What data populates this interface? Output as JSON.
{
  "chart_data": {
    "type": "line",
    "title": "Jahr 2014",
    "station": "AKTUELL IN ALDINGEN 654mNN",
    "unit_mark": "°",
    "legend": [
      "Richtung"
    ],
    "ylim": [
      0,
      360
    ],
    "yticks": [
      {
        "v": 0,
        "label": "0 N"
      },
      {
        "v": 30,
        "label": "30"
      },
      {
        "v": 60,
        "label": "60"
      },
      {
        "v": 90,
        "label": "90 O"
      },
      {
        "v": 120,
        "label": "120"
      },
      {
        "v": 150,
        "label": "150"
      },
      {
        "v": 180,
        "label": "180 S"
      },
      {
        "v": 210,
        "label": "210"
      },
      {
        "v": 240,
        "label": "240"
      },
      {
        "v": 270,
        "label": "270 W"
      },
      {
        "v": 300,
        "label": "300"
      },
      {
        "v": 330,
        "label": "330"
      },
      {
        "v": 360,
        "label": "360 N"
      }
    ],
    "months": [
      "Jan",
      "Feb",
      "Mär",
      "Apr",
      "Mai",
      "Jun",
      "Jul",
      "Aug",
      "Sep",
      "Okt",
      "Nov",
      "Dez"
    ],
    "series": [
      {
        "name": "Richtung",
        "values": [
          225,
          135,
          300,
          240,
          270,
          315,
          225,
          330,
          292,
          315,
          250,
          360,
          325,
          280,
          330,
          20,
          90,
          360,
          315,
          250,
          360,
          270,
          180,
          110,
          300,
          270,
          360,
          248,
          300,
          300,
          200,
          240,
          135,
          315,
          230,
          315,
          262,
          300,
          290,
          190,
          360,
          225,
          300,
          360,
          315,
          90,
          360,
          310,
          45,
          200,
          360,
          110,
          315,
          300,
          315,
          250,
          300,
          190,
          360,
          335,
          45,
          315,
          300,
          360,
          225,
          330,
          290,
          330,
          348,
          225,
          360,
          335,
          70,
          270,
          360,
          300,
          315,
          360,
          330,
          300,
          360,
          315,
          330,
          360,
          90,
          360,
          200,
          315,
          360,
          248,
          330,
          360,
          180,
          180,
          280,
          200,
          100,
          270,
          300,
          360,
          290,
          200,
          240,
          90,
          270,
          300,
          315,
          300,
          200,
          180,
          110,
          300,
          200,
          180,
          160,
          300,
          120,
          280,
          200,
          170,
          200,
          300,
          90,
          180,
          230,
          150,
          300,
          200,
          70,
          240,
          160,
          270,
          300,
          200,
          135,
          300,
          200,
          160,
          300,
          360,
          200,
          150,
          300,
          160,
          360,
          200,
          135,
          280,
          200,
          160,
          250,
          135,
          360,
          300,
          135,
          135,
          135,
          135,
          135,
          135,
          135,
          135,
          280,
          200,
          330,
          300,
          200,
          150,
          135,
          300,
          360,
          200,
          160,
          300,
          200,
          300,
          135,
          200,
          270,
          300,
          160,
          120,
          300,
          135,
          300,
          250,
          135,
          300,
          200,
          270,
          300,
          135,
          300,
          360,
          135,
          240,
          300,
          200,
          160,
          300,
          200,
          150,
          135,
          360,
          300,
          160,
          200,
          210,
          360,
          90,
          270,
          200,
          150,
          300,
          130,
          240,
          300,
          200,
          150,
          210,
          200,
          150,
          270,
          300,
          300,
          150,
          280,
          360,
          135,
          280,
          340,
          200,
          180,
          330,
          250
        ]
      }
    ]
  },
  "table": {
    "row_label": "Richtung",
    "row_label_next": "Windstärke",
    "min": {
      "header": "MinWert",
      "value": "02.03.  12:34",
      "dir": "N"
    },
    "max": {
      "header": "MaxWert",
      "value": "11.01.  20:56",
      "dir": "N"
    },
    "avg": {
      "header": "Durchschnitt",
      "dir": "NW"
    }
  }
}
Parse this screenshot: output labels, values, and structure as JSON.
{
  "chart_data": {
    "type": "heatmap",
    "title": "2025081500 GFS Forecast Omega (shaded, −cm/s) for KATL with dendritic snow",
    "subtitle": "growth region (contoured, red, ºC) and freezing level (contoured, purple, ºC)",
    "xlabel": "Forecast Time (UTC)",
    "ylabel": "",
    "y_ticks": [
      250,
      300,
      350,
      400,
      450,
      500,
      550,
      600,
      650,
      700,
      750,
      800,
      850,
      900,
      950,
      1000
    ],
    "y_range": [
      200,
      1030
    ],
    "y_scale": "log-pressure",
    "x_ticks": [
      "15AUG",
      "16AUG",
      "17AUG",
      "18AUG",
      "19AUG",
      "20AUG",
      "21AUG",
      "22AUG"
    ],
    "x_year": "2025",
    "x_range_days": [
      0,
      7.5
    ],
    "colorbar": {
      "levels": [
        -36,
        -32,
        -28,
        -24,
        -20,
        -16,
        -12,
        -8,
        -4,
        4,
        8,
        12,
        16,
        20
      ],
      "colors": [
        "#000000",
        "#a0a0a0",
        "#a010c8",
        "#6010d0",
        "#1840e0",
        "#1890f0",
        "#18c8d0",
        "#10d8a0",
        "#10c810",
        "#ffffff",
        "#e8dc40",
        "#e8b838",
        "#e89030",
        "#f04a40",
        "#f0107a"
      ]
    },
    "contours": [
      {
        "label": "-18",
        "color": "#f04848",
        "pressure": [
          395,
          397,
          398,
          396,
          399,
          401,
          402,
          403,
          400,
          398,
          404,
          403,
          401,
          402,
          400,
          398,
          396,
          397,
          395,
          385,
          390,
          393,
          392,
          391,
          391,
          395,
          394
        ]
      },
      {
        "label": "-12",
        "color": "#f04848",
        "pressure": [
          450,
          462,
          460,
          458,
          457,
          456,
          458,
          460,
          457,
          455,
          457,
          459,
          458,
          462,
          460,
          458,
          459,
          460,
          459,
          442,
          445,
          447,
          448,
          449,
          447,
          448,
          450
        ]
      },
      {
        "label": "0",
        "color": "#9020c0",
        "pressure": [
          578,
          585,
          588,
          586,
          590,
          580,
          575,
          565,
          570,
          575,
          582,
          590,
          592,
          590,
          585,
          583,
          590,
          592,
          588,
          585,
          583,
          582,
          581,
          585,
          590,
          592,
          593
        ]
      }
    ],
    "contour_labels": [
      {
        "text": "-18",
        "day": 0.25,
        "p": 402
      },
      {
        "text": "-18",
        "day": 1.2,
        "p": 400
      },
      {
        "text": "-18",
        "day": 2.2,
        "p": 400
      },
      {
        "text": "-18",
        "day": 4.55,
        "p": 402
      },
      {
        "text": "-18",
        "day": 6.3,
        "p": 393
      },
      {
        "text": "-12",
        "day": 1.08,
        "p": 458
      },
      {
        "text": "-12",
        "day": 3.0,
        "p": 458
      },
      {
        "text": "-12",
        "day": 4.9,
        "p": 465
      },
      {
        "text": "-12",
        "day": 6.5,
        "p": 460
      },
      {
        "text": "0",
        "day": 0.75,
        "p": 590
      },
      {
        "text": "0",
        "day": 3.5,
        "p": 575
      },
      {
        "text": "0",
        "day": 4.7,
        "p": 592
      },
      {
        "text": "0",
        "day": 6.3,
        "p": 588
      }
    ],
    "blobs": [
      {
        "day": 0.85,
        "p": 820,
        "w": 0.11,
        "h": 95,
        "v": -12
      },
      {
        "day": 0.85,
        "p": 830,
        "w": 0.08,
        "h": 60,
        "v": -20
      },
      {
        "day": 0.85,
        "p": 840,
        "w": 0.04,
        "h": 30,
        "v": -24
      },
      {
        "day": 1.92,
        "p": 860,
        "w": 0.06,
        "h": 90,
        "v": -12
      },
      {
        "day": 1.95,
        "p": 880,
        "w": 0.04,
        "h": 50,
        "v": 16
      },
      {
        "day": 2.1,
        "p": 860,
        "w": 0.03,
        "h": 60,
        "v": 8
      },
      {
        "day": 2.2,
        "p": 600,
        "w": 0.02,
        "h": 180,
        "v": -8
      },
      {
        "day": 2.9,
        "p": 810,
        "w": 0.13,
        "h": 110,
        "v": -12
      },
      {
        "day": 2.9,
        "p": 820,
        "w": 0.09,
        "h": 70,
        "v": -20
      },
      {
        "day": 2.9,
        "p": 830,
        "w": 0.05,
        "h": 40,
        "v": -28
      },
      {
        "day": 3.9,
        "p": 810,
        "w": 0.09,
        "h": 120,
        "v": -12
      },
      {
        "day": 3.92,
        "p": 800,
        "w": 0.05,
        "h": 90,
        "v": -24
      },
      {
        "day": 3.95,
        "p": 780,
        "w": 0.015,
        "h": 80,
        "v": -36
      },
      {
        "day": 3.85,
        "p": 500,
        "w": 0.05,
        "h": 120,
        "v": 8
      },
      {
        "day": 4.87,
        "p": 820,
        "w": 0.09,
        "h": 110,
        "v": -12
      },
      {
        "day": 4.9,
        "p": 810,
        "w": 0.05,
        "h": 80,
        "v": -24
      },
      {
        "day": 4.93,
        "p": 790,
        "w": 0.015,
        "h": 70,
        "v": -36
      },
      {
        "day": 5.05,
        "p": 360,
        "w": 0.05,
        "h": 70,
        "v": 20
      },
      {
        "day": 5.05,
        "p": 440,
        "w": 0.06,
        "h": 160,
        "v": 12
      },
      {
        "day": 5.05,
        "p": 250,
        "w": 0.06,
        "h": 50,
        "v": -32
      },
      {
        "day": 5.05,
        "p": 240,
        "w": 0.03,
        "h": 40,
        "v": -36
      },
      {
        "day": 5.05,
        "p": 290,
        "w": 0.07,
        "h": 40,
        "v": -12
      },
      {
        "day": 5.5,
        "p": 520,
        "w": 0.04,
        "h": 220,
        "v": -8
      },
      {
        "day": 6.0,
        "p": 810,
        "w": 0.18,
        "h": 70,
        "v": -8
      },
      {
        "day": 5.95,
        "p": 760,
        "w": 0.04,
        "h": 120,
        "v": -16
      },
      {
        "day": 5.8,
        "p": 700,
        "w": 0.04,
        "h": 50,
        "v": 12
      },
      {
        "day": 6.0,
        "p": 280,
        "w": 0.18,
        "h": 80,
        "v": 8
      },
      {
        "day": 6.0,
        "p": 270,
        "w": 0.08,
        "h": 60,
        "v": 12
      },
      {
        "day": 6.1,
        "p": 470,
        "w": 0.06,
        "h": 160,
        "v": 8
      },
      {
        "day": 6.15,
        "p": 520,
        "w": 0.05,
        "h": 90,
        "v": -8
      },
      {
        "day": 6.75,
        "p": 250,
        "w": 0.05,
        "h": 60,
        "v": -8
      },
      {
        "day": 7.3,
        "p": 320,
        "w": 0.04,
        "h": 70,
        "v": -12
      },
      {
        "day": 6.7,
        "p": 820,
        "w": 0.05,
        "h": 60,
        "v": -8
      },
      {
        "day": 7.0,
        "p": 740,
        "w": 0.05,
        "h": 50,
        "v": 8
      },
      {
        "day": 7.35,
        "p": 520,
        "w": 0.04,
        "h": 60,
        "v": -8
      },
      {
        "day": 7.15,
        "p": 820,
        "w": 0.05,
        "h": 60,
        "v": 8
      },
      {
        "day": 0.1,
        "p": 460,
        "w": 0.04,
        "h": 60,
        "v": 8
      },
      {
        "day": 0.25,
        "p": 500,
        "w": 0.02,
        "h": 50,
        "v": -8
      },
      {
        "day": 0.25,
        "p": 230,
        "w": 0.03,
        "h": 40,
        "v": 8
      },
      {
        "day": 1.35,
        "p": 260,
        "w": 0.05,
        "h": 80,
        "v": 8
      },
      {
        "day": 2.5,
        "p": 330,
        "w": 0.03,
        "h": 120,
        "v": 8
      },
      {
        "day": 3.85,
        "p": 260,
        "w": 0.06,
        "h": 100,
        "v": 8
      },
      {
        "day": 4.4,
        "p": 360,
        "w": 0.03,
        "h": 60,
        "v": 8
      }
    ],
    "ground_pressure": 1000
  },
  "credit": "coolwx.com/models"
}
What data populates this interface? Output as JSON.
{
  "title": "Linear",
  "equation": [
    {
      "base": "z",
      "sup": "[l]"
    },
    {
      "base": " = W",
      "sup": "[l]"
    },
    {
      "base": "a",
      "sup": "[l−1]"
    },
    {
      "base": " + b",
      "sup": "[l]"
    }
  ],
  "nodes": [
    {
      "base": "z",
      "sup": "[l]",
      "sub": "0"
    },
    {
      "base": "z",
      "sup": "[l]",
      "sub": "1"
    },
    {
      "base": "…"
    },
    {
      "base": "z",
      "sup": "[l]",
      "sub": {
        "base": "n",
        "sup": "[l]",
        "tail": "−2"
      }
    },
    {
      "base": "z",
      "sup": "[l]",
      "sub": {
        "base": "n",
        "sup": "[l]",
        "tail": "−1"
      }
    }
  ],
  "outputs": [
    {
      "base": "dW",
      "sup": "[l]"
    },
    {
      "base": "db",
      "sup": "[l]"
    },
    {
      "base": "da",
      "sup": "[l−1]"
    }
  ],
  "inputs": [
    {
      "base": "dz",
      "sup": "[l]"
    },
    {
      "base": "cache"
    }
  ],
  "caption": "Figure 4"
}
****************
▸ **WHAT IS ASKED**: Using the records above, find and show each line with the string "values".

▸ **SOLUTION TO THE EXERCISE**:
        "values": [
Parse this screenshot: output labels, values, and structure as JSON.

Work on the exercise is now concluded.